> [WHAT THIS TASK INVOLVES]
Each line that follows should be printed again exactly as it stands.

- - - - - - -

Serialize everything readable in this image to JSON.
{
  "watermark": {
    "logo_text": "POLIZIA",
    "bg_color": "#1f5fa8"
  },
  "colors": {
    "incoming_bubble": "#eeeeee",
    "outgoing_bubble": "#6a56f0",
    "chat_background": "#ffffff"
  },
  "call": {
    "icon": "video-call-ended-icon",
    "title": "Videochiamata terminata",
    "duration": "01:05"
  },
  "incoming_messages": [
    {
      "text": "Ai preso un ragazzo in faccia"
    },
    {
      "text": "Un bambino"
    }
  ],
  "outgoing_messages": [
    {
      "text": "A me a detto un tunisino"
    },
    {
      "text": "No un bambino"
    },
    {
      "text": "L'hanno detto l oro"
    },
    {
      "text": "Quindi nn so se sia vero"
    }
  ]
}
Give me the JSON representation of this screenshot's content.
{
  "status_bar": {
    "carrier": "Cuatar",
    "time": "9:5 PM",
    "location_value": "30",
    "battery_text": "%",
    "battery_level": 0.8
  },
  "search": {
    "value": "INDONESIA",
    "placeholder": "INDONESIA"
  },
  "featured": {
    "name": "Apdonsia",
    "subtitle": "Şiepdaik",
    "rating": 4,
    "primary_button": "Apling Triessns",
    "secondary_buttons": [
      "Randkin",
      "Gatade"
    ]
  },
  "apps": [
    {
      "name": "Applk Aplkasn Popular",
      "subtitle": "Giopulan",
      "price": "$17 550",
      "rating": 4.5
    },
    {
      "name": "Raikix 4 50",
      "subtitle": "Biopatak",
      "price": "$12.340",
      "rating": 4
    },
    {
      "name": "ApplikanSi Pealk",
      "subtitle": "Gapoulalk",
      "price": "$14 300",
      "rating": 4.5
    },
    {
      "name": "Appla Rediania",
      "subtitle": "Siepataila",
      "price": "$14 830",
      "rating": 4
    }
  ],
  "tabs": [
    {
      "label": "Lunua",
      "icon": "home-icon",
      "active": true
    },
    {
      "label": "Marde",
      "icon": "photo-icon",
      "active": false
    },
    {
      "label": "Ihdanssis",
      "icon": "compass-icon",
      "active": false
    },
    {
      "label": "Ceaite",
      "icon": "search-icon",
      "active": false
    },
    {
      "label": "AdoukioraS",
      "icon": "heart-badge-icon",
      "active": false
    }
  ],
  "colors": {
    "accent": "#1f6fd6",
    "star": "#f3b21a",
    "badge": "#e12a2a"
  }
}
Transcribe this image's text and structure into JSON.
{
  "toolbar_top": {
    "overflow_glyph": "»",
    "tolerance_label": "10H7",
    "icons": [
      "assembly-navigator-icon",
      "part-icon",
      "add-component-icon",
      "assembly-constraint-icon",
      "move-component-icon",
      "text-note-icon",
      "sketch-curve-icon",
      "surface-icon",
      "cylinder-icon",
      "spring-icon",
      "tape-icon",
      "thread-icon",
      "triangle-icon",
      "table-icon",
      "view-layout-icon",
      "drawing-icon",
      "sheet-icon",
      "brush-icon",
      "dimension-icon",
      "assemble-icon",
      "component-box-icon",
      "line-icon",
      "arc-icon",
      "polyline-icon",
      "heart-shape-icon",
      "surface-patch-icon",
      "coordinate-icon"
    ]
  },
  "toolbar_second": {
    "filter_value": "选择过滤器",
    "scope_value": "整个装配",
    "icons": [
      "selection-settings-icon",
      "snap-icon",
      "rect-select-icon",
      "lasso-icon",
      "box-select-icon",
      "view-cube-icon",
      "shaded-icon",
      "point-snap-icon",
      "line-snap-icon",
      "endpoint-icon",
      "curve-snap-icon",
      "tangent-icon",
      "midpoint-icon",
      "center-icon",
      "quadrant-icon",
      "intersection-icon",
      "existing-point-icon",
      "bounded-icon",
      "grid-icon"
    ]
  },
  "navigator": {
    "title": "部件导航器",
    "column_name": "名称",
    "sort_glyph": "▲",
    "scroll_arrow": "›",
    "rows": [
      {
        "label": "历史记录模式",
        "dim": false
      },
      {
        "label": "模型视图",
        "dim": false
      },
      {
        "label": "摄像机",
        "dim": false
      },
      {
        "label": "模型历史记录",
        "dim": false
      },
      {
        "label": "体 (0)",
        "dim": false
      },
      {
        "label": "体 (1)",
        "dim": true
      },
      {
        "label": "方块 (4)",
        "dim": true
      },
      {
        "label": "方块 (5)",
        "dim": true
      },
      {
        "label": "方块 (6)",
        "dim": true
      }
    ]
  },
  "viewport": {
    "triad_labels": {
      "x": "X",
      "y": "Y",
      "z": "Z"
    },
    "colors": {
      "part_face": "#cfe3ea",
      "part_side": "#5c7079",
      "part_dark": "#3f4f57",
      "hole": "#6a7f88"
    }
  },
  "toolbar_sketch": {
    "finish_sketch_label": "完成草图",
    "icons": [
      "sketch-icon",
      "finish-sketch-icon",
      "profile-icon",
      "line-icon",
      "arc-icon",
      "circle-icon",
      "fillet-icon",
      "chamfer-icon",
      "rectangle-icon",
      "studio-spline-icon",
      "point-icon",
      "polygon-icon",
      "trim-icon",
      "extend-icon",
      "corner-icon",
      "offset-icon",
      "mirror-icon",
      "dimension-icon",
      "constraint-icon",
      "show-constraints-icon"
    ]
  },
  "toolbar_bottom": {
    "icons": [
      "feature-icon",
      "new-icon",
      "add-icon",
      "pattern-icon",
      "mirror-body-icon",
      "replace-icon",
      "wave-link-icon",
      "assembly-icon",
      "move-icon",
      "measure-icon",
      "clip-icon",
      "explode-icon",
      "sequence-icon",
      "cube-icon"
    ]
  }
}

- - - - - - -

> [COMPLETE OUTPUT]
Serialize everything readable in this image to JSON.
{
  "watermark": {
    "logo_text": "POLIZIA",
    "bg_color": "#1f5fa8"
  },
  "colors": {
    "incoming_bubble": "#eeeeee",
    "outgoing_bubble": "#6a56f0",
    "chat_background": "#ffffff"
  },
  "call": {
    "icon": "video-call-ended-icon",
    "title": "Videochiamata terminata",
    "duration": "01:05"
  },
  "incoming_messages": [
    {
      "text": "Ai preso un ragazzo in faccia"
    },
    {
      "text": "Un bambino"
    }
  ],
  "outgoing_messages": [
    {
      "text": "A me a detto un tunisino"
    },
    {
      "text": "No un bambino"
    },
    {
      "text": "L'hanno detto l oro"
    },
    {
      "text": "Quindi nn so se sia vero"
    }
  ]
}
Give me the JSON representation of this screenshot's content.
{
  "status_bar": {
    "carrier": "Cuatar",
    "time": "9:5 PM",
    "location_value": "30",
    "battery_text": "%",
    "battery_level": 0.8
  },
  "search": {
    "value": "INDONESIA",
    "placeholder": "INDONESIA"
  },
  "featured": {
    "name": "Apdonsia",
    "subtitle": "Şiepdaik",
    "rating": 4,
    "primary_button": "Apling Triessns",
    "secondary_buttons": [
      "Randkin",
      "Gatade"
    ]
  },
  "apps": [
    {
      "name": "Applk Aplkasn Popular",
      "subtitle": "Giopulan",
      "price": "$17 550",
      "rating": 4.5
    },
    {
      "name": "Raikix 4 50",
      "subtitle": "Biopatak",
      "price": "$12.340",
      "rating": 4
    },
    {
      "name": "ApplikanSi Pealk",
      "subtitle": "Gapoulalk",
      "price": "$14 300",
      "rating": 4.5
    },
    {
      "name": "Appla Rediania",
      "subtitle": "Siepataila",
      "price": "$14 830",
      "rating": 4
    }
  ],
  "tabs": [
    {
      "label": "Lunua",
      "icon": "home-icon",
      "active": true
    },
    {
      "label": "Marde",
      "icon": "photo-icon",
      "active": false
    },
    {
      "label": "Ihdanssis",
      "icon": "compass-icon",
      "active": false
    },
    {
      "label": "Ceaite",
      "icon": "search-icon",
      "active": false
    },
    {
      "label": "AdoukioraS",
      "icon": "heart-badge-icon",
      "active": false
    }
  ],
  "colors": {
    "accent": "#1f6fd6",
    "star": "#f3b21a",
    "badge": "#e12a2a"
  }
}
Transcribe this image's text and structure into JSON.
{
  "toolbar_top": {
    "overflow_glyph": "»",
    "tolerance_label": "10H7",
    "icons": [
      "assembly-navigator-icon",
      "part-icon",
      "add-component-icon",
      "assembly-constraint-icon",
      "move-component-icon",
      "text-note-icon",
      "sketch-curve-icon",
      "surface-icon",
      "cylinder-icon",
      "spring-icon",
      "tape-icon",
      "thread-icon",
      "triangle-icon",
      "table-icon",
      "view-layout-icon",
      "drawing-icon",
      "sheet-icon",
      "brush-icon",
      "dimension-icon",
      "assemble-icon",
      "component-box-icon",
      "line-icon",
      "arc-icon",
      "polyline-icon",
      "heart-shape-icon",
      "surface-patch-icon",
      "coordinate-icon"
    ]
  },
  "toolbar_second": {
    "filter_value": "选择过滤器",
    "scope_value": "整个装配",
    "icons": [
      "selection-settings-icon",
      "snap-icon",
      "rect-select-icon",
      "lasso-icon",
      "box-select-icon",
      "view-cube-icon",
      "shaded-icon",
      "point-snap-icon",
      "line-snap-icon",
      "endpoint-icon",
      "curve-snap-icon",
      "tangent-icon",
      "midpoint-icon",
      "center-icon",
      "quadrant-icon",
      "intersection-icon",
      "existing-point-icon",
      "bounded-icon",
      "grid-icon"
    ]
  },
  "navigator": {
    "title": "部件导航器",
    "column_name": "名称",
    "sort_glyph": "▲",
    "scroll_arrow": "›",
    "rows": [
      {
        "label": "历史记录模式",
        "dim": false
      },
      {
        "label": "模型视图",
        "dim": false
      },
      {
        "label": "摄像机",
        "dim": false
      },
      {
        "label": "模型历史记录",
        "dim": false
      },
      {
        "label": "体 (0)",
        "dim": false
      },
      {
        "label": "体 (1)",
        "dim": true
      },
      {
        "label": "方块 (4)",
        "dim": true
      },
      {
        "label": "方块 (5)",
        "dim": true
      },
      {
        "label": "方块 (6)",
        "dim": true
      }
    ]
  },
  "viewport": {
    "triad_labels": {
      "x": "X",
      "y": "Y",
      "z": "Z"
    },
    "colors": {
      "part_face": "#cfe3ea",
      "part_side": "#5c7079",
      "part_dark": "#3f4f57",
      "hole": "#6a7f88"
    }
  },
  "toolbar_sketch": {
    "finish_sketch_label": "完成草图",
    "icons": [
      "sketch-icon",
      "finish-sketch-icon",
      "profile-icon",
      "line-icon",
      "arc-icon",
      "circle-icon",
      "fillet-icon",
      "chamfer-icon",
      "rectangle-icon",
      "studio-spline-icon",
      "point-icon",
      "polygon-icon",
      "trim-icon",
      "extend-icon",
      "corner-icon",
      "offset-icon",
      "mirror-icon",
      "dimension-icon",
      "constraint-icon",
      "show-constraints-icon"
    ]
  },
  "toolbar_bottom": {
    "icons": [
      "feature-icon",
      "new-icon",
      "add-icon",
      "pattern-icon",
      "mirror-body-icon",
      "replace-icon",
      "wave-link-icon",
      "assembly-icon",
      "move-icon",
      "measure-icon",
      "clip-icon",
      "explode-icon",
      "sequence-icon",
      "cube-icon"
    ]
  }
}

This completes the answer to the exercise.